» **Work to be completed**
Return all of the entries exactly, with nothing added or left out.

» **Material to process**
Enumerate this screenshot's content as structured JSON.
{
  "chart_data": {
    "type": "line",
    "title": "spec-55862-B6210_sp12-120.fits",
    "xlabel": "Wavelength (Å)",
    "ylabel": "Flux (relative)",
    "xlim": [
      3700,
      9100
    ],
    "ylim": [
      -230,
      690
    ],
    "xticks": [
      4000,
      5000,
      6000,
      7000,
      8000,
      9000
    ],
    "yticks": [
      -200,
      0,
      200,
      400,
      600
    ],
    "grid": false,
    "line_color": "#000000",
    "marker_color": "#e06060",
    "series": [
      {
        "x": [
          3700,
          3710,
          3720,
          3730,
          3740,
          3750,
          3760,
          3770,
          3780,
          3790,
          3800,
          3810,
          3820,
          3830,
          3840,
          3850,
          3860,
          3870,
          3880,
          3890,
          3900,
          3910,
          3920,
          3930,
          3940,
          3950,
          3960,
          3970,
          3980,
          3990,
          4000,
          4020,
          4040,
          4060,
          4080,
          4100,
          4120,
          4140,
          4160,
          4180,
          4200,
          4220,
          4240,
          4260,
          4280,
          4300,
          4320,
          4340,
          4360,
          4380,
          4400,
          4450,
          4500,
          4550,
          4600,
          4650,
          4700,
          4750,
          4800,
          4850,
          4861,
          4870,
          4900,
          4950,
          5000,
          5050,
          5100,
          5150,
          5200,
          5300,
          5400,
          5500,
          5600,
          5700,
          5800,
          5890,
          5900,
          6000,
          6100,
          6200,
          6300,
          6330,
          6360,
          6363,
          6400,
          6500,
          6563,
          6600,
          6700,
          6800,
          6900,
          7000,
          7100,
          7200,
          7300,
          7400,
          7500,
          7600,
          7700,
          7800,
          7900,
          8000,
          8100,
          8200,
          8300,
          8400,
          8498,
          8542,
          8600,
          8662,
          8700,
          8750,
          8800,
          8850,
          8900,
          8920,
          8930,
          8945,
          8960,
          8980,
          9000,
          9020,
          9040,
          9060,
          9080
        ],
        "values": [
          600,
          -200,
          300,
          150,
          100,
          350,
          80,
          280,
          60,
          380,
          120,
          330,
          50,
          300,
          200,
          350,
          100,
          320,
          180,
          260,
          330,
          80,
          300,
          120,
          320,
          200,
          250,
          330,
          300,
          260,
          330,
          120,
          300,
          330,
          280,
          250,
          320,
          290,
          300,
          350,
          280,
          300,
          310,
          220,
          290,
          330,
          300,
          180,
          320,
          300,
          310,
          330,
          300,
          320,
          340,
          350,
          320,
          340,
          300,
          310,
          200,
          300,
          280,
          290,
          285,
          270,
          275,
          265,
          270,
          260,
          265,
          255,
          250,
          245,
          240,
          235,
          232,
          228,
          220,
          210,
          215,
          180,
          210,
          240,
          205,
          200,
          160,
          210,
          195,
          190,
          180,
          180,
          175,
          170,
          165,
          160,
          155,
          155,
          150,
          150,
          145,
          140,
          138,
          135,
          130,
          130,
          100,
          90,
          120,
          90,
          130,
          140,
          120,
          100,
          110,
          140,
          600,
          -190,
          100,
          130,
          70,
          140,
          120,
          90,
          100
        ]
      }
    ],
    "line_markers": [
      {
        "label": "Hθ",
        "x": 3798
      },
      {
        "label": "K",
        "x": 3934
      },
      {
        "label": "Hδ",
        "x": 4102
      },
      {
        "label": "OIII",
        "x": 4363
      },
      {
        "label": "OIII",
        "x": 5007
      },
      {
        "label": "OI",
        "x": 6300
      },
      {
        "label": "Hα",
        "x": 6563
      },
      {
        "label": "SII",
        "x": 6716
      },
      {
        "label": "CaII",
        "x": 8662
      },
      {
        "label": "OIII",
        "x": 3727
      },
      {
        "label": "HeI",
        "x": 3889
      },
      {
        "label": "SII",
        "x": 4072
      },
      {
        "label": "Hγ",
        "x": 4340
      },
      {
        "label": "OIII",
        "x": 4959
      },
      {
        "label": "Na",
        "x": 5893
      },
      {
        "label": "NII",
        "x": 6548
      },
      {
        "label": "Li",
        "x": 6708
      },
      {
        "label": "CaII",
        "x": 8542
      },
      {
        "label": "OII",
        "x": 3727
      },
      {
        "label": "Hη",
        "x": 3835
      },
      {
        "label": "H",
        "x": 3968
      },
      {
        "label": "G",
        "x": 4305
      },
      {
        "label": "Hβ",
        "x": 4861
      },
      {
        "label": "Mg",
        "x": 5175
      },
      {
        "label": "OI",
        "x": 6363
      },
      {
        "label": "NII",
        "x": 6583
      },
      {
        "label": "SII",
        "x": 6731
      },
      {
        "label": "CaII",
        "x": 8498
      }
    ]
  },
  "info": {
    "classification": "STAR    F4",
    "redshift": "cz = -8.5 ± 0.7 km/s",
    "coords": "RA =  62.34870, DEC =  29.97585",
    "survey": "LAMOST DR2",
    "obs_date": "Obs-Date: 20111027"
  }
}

» **The completed task**
Enumerate this screenshot's content as structured JSON.
{
  "chart_data": {
    "type": "line",
    "title": "spec-55862-B6210_sp12-120.fits",
    "xlabel": "Wavelength (Å)",
    "ylabel": "Flux (relative)",
    "xlim": [
      3700,
      9100
    ],
    "ylim": [
      -230,
      690
    ],
    "xticks": [
      4000,
      5000,
      6000,
      7000,
      8000,
      9000
    ],
    "yticks": [
      -200,
      0,
      200,
      400,
      600
    ],
    "grid": false,
    "line_color": "#000000",
    "marker_color": "#e06060",
    "series": [
      {
        "x": [
          3700,
          3710,
          3720,
          3730,
          3740,
          3750,
          3760,
          3770,
          3780,
          3790,
          3800,
          3810,
          3820,
          3830,
          3840,
          3850,
          3860,
          3870,
          3880,
          3890,
          3900,
          3910,
          3920,
          3930,
          3940,
          3950,
          3960,
          3970,
          3980,
          3990,
          4000,
          4020,
          4040,
          4060,
          4080,
          4100,
          4120,
          4140,
          4160,
          4180,
          4200,
          4220,
          4240,
          4260,
          4280,
          4300,
          4320,
          4340,
          4360,
          4380,
          4400,
          4450,
          4500,
          4550,
          4600,
          4650,
          4700,
          4750,
          4800,
          4850,
          4861,
          4870,
          4900,
          4950,
          5000,
          5050,
          5100,
          5150,
          5200,
          5300,
          5400,
          5500,
          5600,
          5700,
          5800,
          5890,
          5900,
          6000,
          6100,
          6200,
          6300,
          6330,
          6360,
          6363,
          6400,
          6500,
          6563,
          6600,
          6700,
          6800,
          6900,
          7000,
          7100,
          7200,
          7300,
          7400,
          7500,
          7600,
          7700,
          7800,
          7900,
          8000,
          8100,
          8200,
          8300,
          8400,
          8498,
          8542,
          8600,
          8662,
          8700,
          8750,
          8800,
          8850,
          8900,
          8920,
          8930,
          8945,
          8960,
          8980,
          9000,
          9020,
          9040,
          9060,
          9080
        ],
        "values": [
          600,
          -200,
          300,
          150,
          100,
          350,
          80,
          280,
          60,
          380,
          120,
          330,
          50,
          300,
          200,
          350,
          100,
          320,
          180,
          260,
          330,
          80,
          300,
          120,
          320,
          200,
          250,
          330,
          300,
          260,
          330,
          120,
          300,
          330,
          280,
          250,
          320,
          290,
          300,
          350,
          280,
          300,
          310,
          220,
          290,
          330,
          300,
          180,
          320,
          300,
          310,
          330,
          300,
          320,
          340,
          350,
          320,
          340,
          300,
          310,
          200,
          300,
          280,
          290,
          285,
          270,
          275,
          265,
          270,
          260,
          265,
          255,
          250,
          245,
          240,
          235,
          232,
          228,
          220,
          210,
          215,
          180,
          210,
          240,
          205,
          200,
          160,
          210,
          195,
          190,
          180,
          180,
          175,
          170,
          165,
          160,
          155,
          155,
          150,
          150,
          145,
          140,
          138,
          135,
          130,
          130,
          100,
          90,
          120,
          90,
          130,
          140,
          120,
          100,
          110,
          140,
          600,
          -190,
          100,
          130,
          70,
          140,
          120,
          90,
          100
        ]
      }
    ],
    "line_markers": [
      {
        "label": "Hθ",
        "x": 3798
      },
      {
        "label": "K",
        "x": 3934
      },
      {
        "label": "Hδ",
        "x": 4102
      },
      {
        "label": "OIII",
        "x": 4363
      },
      {
        "label": "OIII",
        "x": 5007
      },
      {
        "label": "OI",
        "x": 6300
      },
      {
        "label": "Hα",
        "x": 6563
      },
      {
        "label": "SII",
        "x": 6716
      },
      {
        "label": "CaII",
        "x": 8662
      },
      {
        "label": "OIII",
        "x": 3727
      },
      {
        "label": "HeI",
        "x": 3889
      },
      {
        "label": "SII",
        "x": 4072
      },
      {
        "label": "Hγ",
        "x": 4340
      },
      {
        "label": "OIII",
        "x": 4959
      },
      {
        "label": "Na",
        "x": 5893
      },
      {
        "label": "NII",
        "x": 6548
      },
      {
        "label": "Li",
        "x": 6708
      },
      {
        "label": "CaII",
        "x": 8542
      },
      {
        "label": "OII",
        "x": 3727
      },
      {
        "label": "Hη",
        "x": 3835
      },
      {
        "label": "H",
        "x": 3968
      },
      {
        "label": "G",
        "x": 4305
      },
      {
        "label": "Hβ",
        "x": 4861
      },
      {
        "label": "Mg",
        "x": 5175
      },
      {
        "label": "OI",
        "x": 6363
      },
      {
        "label": "NII",
        "x": 6583
      },
      {
        "label": "SII",
        "x": 6731
      },
      {
        "label": "CaII",
        "x": 8498
      }
    ]
  },
  "info": {
    "classification": "STAR    F4",
    "redshift": "cz = -8.5 ± 0.7 km/s",
    "coords": "RA =  62.34870, DEC =  29.97585",
    "survey": "LAMOST DR2",
    "obs_date": "Obs-Date: 20111027"
  }
}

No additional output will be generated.